- SHORT PROBLEM
Print out every line, exactly as written.

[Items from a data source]
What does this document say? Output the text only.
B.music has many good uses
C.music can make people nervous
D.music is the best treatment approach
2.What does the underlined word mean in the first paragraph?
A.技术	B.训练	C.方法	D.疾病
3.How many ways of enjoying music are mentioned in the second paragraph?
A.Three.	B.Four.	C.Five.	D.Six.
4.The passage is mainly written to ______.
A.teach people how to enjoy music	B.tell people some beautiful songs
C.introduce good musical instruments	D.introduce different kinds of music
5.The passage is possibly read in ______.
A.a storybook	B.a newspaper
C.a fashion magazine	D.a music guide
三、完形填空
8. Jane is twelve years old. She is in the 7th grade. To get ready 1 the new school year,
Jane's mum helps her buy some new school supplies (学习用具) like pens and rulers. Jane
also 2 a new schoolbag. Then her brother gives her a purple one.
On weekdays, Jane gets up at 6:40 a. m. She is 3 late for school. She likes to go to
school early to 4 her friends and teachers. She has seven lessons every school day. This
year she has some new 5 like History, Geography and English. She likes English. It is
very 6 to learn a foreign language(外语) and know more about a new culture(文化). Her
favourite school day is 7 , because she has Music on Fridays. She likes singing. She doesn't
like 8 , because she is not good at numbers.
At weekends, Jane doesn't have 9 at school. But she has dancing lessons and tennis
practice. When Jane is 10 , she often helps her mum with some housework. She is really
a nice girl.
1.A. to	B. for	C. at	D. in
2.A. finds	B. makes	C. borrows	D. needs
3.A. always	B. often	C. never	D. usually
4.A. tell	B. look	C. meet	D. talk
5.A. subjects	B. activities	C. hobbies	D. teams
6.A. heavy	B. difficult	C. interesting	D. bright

- ANSWER
What does this document say? Output the text only.
B.music has many good uses
C.music can make people nervous
D.music is the best treatment approach
2.What does the underlined word mean in the first paragraph?
A.技术	B.训练	C.方法	D.疾病
3.How many ways of enjoying music are mentioned in the second paragraph?
A.Three.	B.Four.	C.Five.	D.Six.
4.The passage is mainly written to ______.
A.teach people how to enjoy music	B.tell people some beautiful songs
C.introduce good musical instruments	D.introduce different kinds of music
5.The passage is possibly read in ______.
A.a storybook	B.a newspaper
C.a fashion magazine	D.a music guide
三、完形填空
8. Jane is twelve years old. She is in the 7th grade. To get ready 1 the new school year,
Jane's mum helps her buy some new school supplies (学习用具) like pens and rulers. Jane
also 2 a new schoolbag. Then her brother gives her a purple one.
On weekdays, Jane gets up at 6:40 a. m. She is 3 late for school. She likes to go to
school early to 4 her friends and teachers. She has seven lessons every school day. This
year she has some new 5 like History, Geography and English. She likes English. It is
very 6 to learn a foreign language(外语) and know more about a new culture(文化). Her
favourite school day is 7 , because she has Music on Fridays. She likes singing. She doesn't
like 8 , because she is not good at numbers.
At weekends, Jane doesn't have 9 at school. But she has dancing lessons and tennis
practice. When Jane is 10 , she often helps her mum with some housework. She is really
a nice girl.
1.A. to	B. for	C. at	D. in
2.A. finds	B. makes	C. borrows	D. needs
3.A. always	B. often	C. never	D. usually
4.A. tell	B. look	C. meet	D. talk
5.A. subjects	B. activities	C. hobbies	D. teams
6.A. heavy	B. difficult	C. interesting	D. bright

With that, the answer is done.